#### Given task
Gather the lines that hold the string "true".

╭─ The data

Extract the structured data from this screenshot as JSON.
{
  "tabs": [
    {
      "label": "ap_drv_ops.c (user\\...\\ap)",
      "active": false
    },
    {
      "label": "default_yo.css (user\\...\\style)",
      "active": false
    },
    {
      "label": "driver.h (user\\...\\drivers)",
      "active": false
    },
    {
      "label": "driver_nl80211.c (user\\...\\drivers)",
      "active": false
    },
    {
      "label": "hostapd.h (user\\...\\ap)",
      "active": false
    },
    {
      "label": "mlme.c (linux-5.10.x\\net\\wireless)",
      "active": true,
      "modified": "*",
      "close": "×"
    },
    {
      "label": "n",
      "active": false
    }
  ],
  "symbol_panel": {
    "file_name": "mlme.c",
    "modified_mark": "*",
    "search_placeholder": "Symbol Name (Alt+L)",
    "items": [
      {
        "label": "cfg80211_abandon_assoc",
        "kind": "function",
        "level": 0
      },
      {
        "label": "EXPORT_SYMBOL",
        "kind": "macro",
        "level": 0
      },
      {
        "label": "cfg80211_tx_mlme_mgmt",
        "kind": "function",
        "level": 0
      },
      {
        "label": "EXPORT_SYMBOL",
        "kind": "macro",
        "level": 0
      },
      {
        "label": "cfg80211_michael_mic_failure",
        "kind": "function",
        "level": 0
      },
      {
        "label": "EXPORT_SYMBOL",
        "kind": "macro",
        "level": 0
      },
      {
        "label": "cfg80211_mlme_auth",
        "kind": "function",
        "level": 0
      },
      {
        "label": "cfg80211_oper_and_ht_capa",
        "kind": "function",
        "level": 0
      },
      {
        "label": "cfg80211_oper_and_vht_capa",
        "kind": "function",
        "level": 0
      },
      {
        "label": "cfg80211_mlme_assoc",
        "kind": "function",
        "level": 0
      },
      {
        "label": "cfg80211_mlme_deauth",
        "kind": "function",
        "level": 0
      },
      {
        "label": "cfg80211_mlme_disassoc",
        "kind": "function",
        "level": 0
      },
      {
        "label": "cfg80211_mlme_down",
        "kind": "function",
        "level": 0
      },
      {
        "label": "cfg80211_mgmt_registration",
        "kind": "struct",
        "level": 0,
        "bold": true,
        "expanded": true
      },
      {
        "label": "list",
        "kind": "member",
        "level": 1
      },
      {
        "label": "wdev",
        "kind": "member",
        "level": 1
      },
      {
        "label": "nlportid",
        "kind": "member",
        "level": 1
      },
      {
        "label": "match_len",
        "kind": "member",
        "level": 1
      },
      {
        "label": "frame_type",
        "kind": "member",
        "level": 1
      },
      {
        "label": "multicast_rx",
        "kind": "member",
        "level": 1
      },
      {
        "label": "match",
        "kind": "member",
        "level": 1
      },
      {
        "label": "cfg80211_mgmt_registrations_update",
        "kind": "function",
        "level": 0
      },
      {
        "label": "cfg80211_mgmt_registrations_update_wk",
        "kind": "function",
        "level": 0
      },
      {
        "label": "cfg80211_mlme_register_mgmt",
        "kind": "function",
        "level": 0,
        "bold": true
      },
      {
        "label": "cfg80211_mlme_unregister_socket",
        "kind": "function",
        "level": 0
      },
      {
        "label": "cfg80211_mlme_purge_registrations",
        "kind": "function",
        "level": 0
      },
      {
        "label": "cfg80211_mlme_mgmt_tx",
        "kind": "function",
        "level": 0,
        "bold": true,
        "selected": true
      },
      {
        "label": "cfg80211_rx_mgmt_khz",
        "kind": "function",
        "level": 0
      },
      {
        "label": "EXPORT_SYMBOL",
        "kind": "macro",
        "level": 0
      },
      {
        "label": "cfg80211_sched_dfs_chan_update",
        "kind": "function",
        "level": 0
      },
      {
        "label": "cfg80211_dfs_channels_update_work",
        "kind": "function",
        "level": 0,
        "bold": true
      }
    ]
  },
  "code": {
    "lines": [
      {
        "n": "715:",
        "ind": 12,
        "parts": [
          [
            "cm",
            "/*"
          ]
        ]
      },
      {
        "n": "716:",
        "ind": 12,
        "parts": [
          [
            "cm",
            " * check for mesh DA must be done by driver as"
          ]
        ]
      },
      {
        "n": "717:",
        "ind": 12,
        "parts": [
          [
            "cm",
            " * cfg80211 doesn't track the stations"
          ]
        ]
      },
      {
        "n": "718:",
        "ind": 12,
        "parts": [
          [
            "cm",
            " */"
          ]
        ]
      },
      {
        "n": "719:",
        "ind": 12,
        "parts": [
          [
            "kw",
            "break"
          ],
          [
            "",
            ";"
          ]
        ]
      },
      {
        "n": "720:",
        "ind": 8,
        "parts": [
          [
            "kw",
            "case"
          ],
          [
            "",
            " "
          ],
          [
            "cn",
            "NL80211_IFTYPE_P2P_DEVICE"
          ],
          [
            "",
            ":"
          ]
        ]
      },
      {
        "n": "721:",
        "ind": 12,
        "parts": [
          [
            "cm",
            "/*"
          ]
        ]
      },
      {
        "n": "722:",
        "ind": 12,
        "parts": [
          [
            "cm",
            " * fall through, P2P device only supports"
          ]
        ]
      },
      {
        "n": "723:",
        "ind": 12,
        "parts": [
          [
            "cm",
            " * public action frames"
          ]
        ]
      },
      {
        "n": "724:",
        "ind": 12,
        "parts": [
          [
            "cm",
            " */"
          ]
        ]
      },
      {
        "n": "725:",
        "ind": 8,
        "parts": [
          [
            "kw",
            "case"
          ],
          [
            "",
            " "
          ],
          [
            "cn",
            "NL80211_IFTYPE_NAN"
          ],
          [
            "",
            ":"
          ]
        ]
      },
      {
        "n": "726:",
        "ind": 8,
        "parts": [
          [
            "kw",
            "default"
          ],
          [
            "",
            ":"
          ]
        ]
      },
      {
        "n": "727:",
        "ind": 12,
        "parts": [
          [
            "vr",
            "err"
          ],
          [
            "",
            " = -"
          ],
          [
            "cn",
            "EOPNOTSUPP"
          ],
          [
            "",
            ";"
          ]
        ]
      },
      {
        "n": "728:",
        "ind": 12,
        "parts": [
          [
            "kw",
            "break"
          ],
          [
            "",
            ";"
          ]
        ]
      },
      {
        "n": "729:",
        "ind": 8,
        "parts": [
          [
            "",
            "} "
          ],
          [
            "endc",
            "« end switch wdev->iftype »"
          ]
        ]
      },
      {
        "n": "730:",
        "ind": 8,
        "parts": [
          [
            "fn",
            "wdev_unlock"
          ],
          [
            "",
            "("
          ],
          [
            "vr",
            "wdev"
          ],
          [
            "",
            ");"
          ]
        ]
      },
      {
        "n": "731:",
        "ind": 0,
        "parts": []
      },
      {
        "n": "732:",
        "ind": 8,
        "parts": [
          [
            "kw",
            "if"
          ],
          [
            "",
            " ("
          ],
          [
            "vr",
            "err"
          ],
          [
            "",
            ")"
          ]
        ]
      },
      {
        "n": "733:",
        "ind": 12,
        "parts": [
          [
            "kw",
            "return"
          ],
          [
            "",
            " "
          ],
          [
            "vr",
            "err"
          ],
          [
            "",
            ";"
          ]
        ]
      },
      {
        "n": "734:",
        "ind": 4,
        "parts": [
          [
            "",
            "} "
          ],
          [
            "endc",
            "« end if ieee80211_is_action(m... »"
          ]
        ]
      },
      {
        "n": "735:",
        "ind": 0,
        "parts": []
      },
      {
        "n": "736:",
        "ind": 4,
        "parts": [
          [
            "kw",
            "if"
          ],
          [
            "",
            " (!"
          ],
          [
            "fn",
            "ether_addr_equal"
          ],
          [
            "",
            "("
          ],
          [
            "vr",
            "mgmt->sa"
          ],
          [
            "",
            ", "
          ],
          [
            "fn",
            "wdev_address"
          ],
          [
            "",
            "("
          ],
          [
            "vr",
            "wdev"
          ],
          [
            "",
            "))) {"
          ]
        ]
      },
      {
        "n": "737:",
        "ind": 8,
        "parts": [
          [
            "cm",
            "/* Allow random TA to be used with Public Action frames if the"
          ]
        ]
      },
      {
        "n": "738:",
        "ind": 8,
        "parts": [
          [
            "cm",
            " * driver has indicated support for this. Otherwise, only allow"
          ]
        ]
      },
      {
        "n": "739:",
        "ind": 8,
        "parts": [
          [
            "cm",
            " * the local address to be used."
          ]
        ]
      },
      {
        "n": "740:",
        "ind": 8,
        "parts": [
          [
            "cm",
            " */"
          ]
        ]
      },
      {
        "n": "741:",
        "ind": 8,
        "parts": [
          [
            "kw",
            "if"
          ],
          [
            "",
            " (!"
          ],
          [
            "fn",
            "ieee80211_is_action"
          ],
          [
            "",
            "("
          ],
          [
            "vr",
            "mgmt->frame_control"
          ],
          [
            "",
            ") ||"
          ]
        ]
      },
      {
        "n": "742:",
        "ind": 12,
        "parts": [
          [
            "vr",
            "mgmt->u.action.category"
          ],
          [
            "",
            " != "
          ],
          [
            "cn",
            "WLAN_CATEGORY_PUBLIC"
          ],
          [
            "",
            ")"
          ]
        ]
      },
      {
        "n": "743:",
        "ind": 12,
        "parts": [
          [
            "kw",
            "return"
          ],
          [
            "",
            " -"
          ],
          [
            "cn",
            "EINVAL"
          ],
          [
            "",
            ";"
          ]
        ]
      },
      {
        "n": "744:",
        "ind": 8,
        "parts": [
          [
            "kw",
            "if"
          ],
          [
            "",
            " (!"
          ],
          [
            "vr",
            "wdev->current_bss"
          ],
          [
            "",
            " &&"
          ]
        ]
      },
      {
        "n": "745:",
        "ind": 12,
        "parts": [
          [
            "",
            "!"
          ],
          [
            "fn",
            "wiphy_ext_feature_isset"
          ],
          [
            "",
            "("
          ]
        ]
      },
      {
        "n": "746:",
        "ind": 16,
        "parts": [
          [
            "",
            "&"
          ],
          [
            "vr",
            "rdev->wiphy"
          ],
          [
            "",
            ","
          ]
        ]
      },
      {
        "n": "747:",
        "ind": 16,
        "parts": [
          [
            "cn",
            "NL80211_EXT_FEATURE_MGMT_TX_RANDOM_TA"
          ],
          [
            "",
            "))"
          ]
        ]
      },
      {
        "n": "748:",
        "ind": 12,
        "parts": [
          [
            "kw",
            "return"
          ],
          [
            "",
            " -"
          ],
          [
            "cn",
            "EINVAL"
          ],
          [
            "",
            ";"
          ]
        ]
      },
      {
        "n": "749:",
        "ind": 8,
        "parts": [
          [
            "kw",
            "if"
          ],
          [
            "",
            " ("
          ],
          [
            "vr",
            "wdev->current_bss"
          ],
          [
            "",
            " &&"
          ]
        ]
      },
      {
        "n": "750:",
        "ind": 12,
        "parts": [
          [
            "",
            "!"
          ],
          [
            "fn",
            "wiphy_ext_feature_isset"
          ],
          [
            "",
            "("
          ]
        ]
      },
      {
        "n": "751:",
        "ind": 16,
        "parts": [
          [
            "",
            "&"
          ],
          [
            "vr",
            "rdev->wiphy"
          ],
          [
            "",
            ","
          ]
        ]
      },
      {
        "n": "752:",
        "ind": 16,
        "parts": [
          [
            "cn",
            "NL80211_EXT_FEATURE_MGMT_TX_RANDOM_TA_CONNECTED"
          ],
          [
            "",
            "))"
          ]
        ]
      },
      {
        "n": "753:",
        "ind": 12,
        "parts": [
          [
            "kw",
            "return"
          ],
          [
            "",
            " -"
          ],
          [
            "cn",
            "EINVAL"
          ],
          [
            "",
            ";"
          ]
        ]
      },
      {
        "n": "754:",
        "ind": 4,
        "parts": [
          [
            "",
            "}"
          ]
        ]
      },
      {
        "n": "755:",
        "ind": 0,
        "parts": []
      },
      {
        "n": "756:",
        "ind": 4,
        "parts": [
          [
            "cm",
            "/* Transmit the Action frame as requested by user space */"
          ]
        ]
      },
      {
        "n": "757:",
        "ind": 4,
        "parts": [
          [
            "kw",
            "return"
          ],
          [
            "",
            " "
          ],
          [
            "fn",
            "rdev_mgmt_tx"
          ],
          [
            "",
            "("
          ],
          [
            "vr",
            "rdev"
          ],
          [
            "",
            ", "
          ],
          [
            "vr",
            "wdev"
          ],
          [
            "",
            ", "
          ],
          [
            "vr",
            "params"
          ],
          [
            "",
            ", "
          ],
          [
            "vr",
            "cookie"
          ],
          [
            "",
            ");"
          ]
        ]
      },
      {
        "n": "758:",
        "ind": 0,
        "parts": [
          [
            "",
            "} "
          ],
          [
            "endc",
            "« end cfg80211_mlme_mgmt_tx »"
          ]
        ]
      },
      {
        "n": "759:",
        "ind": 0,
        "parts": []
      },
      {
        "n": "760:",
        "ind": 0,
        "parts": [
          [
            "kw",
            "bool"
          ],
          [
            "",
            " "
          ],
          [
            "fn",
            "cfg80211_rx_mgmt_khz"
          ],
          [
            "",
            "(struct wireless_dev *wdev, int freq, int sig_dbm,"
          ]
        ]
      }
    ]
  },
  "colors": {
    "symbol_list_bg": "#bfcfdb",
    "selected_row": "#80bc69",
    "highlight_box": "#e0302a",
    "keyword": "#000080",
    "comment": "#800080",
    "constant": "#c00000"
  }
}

╰─

#### Response to this task
      "active": true,
        "bold": true,
        "expanded": true
        "bold": true
        "bold": true,
        "selected": true
        "bold": true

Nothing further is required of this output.